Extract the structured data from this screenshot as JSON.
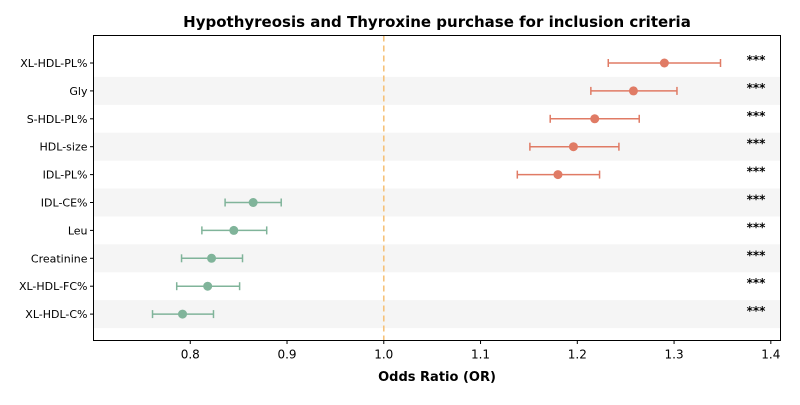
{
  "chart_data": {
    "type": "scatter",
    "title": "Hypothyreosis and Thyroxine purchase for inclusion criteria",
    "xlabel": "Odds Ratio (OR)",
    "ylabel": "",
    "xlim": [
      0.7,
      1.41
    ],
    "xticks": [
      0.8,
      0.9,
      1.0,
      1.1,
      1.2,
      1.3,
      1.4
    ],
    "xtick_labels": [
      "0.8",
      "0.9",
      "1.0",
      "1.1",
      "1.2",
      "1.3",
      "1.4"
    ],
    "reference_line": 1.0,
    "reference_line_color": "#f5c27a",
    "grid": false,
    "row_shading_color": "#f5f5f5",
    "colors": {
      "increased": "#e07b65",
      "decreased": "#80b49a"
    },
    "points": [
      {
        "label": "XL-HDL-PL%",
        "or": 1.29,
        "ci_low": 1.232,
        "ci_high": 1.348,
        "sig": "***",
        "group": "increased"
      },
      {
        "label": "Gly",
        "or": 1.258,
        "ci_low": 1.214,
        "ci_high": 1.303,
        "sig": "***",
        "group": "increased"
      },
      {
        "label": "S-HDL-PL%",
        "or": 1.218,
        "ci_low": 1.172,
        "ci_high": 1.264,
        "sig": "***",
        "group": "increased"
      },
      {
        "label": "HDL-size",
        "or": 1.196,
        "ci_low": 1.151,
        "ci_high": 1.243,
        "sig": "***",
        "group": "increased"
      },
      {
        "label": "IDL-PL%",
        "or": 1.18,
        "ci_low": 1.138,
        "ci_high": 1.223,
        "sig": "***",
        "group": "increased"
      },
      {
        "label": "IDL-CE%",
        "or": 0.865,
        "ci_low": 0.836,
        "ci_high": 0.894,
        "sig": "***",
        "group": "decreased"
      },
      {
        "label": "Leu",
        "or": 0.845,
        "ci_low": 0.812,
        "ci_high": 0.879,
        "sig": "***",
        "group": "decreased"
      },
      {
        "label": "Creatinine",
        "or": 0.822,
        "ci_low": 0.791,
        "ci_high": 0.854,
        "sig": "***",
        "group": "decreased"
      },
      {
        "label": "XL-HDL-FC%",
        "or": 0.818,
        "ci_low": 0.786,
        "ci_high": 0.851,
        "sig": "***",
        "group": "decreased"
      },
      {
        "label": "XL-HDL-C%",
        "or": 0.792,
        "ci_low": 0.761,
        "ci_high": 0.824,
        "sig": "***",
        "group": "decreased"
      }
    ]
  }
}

▬▬▬▬▬▬

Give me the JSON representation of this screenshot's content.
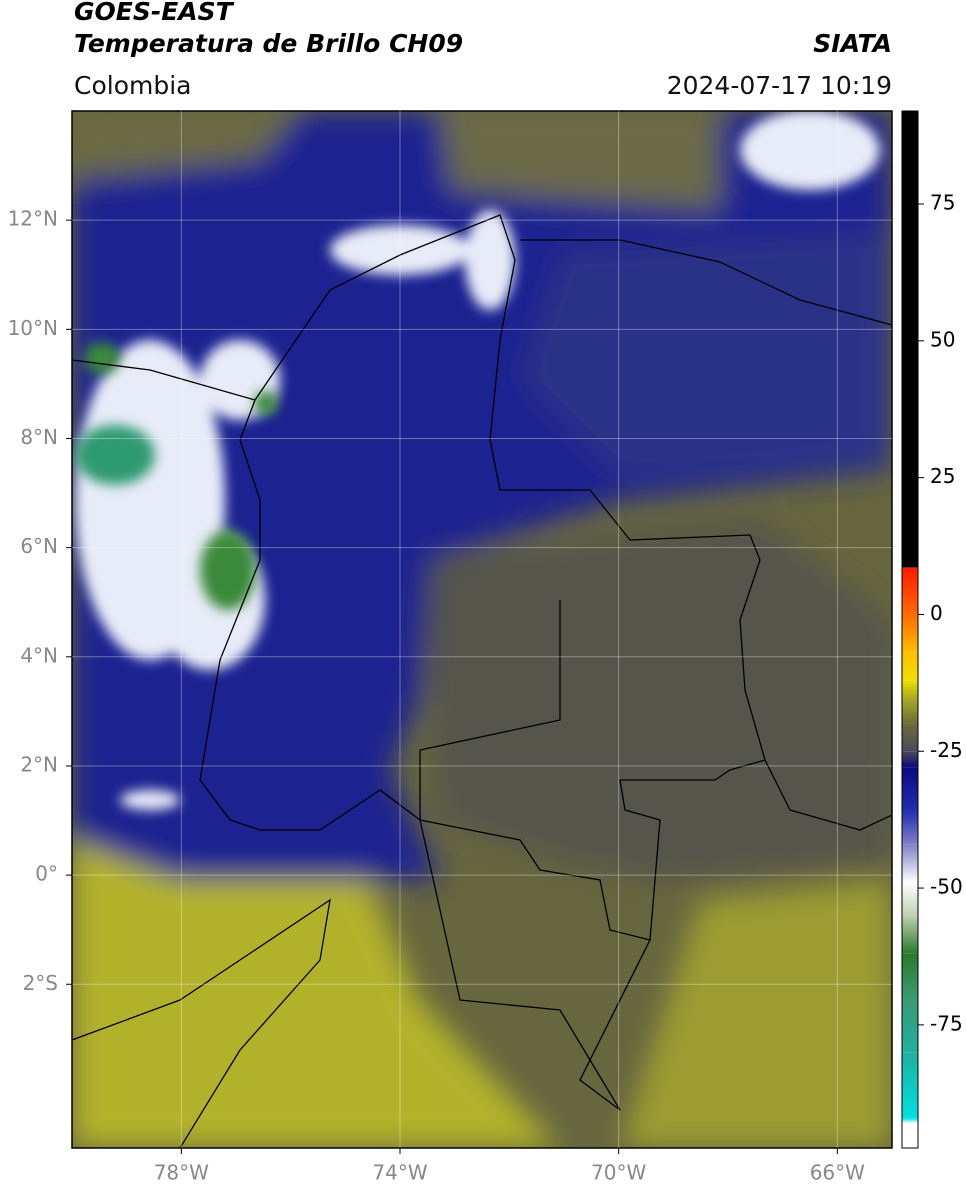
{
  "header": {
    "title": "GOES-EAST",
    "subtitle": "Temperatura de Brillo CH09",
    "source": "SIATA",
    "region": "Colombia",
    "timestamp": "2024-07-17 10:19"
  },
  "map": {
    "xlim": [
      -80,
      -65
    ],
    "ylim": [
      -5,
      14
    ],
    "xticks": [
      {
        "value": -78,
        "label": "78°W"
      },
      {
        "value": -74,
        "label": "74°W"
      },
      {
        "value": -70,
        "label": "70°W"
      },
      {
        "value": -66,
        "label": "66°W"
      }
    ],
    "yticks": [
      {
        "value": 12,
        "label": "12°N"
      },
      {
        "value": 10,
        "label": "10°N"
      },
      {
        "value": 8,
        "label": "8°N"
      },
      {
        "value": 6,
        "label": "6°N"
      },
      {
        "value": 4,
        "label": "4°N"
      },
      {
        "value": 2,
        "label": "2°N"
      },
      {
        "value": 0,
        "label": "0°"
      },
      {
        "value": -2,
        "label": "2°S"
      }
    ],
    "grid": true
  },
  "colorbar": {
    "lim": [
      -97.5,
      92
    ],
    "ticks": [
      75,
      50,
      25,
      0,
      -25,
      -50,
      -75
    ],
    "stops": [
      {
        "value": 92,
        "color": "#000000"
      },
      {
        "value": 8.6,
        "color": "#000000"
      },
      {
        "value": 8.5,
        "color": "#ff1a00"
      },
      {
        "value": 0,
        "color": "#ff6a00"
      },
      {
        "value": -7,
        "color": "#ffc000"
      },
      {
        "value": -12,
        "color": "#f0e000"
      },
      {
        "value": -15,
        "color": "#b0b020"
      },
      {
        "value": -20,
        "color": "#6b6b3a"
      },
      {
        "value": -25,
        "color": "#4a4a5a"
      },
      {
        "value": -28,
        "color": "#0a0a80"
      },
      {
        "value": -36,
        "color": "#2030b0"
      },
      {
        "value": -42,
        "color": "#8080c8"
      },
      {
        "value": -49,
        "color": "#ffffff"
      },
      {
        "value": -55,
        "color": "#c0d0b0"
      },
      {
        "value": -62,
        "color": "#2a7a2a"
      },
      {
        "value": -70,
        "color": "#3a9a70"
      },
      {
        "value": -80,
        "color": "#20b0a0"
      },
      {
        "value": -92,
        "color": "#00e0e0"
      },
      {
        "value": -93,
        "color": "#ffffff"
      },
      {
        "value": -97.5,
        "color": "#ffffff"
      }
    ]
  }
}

▬▬▬▬▬▬

• _WRITTEN PROBLEM_: Work through the listing above and report how many lines include the string "JSON", with no other text.

• _EXERCISE RESULT_: 2